**Available records**
####

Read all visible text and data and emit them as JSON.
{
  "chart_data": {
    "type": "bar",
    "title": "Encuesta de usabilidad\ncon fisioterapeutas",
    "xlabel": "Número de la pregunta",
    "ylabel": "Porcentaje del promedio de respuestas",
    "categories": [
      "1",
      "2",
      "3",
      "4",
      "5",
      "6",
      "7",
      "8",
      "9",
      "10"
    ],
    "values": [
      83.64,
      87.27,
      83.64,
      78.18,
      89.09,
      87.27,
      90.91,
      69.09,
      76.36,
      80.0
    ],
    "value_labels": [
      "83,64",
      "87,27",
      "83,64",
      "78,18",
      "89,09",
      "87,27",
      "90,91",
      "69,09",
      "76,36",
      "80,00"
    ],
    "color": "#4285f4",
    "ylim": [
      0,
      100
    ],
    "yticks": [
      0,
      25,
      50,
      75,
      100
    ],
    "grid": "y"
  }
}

####

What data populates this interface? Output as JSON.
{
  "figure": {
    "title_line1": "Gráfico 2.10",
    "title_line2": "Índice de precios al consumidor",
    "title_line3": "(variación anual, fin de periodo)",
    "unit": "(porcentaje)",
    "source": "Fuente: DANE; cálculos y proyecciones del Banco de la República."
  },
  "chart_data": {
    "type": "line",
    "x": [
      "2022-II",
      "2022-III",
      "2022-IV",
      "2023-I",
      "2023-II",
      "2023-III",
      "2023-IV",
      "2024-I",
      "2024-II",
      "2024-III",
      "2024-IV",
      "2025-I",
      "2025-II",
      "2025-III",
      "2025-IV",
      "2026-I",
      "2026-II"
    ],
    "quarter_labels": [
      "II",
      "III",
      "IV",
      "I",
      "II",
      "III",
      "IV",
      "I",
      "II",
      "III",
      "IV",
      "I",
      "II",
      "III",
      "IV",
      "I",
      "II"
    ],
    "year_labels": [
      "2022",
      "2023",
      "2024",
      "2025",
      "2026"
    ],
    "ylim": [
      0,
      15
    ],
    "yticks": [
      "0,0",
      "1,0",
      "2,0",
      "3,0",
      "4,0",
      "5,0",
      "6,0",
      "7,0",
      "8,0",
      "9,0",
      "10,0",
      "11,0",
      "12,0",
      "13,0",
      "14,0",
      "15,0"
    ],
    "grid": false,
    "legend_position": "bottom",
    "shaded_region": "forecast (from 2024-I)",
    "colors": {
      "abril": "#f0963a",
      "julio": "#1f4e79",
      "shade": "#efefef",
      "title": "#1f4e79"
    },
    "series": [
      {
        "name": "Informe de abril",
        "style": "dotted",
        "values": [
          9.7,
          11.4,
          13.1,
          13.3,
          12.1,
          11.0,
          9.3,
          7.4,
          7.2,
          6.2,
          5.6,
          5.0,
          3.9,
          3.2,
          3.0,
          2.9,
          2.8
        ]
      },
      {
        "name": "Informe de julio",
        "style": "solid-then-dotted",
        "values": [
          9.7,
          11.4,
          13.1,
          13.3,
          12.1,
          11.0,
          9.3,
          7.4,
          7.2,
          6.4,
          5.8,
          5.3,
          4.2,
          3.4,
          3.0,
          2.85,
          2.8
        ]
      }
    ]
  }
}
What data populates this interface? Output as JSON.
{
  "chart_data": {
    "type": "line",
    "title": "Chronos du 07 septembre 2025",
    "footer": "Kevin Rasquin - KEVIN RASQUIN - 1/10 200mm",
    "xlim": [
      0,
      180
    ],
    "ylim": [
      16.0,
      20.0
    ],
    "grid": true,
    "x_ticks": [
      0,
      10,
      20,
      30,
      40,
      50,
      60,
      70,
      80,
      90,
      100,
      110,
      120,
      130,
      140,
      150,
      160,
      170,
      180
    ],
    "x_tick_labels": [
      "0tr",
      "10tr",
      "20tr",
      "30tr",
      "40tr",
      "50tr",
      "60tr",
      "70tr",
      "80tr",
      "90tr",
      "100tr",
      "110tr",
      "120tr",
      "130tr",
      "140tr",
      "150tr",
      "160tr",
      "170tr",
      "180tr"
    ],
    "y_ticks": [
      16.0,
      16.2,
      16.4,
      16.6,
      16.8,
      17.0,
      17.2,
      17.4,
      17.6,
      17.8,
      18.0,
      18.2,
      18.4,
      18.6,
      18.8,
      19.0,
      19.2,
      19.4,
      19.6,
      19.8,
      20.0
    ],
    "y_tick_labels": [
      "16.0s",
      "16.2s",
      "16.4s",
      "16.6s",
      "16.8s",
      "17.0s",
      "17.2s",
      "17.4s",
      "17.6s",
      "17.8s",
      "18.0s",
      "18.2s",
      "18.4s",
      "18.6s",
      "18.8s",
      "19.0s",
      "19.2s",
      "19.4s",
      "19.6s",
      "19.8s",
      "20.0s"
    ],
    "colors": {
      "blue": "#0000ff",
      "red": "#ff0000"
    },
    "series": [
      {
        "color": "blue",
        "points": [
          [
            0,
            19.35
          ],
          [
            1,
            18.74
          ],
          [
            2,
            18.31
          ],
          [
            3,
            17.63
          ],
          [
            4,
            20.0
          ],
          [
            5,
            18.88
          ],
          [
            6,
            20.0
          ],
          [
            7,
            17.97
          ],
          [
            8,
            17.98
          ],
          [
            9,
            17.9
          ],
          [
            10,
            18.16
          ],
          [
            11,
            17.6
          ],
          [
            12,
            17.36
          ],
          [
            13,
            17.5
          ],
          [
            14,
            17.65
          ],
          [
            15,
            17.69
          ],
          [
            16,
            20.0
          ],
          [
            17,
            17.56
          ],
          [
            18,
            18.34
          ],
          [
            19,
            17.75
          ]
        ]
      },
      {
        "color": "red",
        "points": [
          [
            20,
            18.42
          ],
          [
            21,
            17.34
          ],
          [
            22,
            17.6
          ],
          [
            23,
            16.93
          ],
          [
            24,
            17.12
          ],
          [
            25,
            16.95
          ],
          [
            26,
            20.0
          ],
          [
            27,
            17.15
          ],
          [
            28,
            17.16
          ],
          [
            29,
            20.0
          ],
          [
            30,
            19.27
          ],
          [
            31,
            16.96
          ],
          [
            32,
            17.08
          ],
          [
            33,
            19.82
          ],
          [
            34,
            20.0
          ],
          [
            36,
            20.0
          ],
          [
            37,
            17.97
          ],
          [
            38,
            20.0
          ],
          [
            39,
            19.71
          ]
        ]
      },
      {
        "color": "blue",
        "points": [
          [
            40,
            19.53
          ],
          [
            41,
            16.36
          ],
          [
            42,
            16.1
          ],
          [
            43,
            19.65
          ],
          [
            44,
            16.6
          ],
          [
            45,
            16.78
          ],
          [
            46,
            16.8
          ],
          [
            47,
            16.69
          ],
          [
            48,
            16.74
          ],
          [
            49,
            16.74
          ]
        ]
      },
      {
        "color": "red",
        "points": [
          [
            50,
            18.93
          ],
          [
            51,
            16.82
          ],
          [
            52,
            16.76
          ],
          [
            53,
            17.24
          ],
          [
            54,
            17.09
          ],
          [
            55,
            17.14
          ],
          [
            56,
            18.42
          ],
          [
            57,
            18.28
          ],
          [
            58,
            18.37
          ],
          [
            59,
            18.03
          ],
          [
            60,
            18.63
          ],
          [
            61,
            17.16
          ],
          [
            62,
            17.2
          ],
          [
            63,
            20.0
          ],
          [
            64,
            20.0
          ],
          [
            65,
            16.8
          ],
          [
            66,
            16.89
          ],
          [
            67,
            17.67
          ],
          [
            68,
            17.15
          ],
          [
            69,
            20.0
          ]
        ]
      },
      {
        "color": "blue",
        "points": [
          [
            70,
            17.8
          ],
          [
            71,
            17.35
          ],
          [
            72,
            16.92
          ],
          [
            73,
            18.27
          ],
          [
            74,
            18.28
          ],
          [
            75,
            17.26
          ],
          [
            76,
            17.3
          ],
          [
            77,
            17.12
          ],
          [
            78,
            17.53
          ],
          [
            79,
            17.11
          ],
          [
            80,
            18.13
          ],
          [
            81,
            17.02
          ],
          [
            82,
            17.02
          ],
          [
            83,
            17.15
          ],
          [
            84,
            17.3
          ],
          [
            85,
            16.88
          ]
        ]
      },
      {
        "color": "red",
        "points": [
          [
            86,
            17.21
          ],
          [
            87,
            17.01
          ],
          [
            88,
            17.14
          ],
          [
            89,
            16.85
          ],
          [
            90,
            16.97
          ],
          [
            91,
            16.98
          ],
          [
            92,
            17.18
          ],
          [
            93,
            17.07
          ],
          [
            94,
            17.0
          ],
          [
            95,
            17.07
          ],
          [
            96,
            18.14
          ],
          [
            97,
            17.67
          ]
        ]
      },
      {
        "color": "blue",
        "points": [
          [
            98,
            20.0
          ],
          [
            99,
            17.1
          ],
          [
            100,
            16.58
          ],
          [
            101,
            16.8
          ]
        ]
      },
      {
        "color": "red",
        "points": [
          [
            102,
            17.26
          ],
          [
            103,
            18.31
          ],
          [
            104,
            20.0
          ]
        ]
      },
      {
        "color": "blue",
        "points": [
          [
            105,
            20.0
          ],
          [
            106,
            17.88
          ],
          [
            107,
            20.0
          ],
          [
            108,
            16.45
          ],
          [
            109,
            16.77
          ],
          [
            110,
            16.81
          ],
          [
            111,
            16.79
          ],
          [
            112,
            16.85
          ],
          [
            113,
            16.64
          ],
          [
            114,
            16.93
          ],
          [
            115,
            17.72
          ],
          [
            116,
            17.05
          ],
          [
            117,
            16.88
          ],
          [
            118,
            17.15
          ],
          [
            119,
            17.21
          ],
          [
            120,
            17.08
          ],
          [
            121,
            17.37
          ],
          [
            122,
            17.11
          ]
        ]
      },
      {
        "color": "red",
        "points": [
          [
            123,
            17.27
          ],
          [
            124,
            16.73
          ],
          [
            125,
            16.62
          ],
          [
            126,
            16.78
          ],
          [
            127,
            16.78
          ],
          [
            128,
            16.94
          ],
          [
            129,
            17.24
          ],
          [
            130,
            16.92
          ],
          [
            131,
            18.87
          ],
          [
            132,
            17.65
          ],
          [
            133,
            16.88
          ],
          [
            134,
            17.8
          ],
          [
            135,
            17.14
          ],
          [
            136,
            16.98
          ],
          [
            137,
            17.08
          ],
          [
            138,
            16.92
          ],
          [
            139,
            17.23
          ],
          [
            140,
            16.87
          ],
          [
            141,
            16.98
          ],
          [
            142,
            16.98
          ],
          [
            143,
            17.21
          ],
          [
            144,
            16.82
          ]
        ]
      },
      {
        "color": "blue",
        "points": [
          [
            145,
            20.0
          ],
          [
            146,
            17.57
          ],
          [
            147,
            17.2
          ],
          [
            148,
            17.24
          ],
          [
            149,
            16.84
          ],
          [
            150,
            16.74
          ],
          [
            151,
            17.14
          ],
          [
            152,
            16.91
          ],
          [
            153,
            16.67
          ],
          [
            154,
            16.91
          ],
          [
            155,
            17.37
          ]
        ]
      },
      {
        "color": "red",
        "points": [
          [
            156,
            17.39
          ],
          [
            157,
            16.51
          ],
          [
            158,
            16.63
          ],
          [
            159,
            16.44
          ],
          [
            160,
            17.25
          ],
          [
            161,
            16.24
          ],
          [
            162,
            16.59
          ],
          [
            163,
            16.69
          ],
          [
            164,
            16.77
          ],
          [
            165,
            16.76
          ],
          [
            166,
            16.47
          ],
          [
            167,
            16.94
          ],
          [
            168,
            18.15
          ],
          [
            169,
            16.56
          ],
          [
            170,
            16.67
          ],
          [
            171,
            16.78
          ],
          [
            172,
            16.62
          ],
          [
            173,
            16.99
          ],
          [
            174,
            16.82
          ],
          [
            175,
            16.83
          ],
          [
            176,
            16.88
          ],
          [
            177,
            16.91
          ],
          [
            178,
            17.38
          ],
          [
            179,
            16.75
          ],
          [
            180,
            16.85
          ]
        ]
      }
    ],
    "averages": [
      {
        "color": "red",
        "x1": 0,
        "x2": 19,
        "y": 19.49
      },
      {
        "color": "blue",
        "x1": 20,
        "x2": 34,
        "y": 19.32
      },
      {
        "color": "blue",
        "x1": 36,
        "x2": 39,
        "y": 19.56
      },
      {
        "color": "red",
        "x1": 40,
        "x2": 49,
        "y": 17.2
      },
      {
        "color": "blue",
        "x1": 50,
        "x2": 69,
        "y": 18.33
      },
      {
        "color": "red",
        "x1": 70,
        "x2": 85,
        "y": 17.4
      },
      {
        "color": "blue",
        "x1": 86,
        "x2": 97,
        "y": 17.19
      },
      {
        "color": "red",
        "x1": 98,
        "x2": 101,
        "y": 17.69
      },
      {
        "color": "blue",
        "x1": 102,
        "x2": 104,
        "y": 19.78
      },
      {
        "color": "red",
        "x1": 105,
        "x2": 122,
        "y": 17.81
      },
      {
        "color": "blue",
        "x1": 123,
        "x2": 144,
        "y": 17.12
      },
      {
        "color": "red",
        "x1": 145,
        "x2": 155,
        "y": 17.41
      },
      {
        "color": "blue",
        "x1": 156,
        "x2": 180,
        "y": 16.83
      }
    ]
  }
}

####

**Given problem**
Filter the entries above down to the lines containing the word "name".

**Task result**
        "name": "Informe de abril",
        "name": "Informe de julio",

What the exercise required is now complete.